● **Problem to work on**: Reproduce the lines of the records verbatim, from the first line through the line containing "275, 689, 370]", including both.

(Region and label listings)
((

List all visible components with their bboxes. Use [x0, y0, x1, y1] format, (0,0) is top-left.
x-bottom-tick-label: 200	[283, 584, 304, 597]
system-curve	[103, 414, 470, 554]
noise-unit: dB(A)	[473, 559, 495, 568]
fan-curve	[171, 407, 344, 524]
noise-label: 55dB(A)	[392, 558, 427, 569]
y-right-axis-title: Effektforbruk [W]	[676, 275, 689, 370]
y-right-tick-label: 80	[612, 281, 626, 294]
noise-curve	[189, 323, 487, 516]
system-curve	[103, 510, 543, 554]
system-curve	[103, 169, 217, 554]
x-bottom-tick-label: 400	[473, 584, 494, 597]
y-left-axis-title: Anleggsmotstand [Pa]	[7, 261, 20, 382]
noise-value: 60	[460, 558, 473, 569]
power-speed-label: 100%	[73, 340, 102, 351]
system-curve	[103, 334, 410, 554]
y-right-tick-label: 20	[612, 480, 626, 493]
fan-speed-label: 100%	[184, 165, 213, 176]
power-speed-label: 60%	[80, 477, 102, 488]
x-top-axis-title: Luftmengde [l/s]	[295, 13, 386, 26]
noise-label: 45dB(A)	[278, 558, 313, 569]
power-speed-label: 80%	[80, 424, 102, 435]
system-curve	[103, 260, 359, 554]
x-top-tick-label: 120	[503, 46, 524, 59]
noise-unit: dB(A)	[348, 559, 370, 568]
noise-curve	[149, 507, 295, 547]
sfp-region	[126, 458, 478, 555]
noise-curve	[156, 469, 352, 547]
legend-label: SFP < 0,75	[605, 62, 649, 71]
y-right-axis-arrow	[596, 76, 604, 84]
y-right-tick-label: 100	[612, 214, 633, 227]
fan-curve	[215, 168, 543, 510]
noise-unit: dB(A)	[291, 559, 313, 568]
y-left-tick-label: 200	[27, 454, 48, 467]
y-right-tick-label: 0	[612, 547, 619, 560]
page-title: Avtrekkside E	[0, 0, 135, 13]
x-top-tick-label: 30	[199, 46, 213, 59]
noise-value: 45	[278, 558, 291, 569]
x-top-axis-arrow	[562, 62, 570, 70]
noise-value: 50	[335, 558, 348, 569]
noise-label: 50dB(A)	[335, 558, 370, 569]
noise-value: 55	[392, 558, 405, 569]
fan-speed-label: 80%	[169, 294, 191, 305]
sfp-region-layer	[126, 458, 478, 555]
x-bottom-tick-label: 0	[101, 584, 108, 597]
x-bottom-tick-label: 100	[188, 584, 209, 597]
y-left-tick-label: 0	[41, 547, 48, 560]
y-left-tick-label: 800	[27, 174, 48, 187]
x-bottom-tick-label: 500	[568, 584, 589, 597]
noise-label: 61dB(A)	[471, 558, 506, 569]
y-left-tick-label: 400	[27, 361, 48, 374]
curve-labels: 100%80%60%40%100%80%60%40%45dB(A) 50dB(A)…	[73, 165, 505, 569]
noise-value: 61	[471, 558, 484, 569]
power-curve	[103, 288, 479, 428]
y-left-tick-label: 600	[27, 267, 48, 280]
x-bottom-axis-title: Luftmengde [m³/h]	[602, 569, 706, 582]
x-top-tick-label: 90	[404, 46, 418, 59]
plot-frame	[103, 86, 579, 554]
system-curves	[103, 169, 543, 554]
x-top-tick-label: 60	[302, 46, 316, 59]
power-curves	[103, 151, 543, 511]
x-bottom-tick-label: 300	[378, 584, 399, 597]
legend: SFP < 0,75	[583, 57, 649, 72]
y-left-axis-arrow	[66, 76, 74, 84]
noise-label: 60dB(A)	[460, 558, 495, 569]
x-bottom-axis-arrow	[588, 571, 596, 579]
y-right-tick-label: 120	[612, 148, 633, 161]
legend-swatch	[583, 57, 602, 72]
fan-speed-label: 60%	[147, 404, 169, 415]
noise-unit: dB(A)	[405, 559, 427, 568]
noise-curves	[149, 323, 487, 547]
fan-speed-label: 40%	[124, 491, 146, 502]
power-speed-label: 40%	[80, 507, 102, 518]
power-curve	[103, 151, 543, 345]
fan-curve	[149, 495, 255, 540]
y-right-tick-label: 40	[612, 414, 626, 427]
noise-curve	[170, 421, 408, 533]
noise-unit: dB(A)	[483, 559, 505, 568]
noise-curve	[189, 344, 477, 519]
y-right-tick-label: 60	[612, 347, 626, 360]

))

● **Response to this task**:
List all visible components with their bboxes. Use [x0, y0, x1, y1] format, (0,0) is top-left.
x-bottom-tick-label: 200	[283, 584, 304, 597]
system-curve	[103, 414, 470, 554]
noise-unit: dB(A)	[473, 559, 495, 568]
fan-curve	[171, 407, 344, 524]
noise-label: 55dB(A)	[392, 558, 427, 569]
y-right-axis-title: Effektforbruk [W]	[676, 275, 689, 370]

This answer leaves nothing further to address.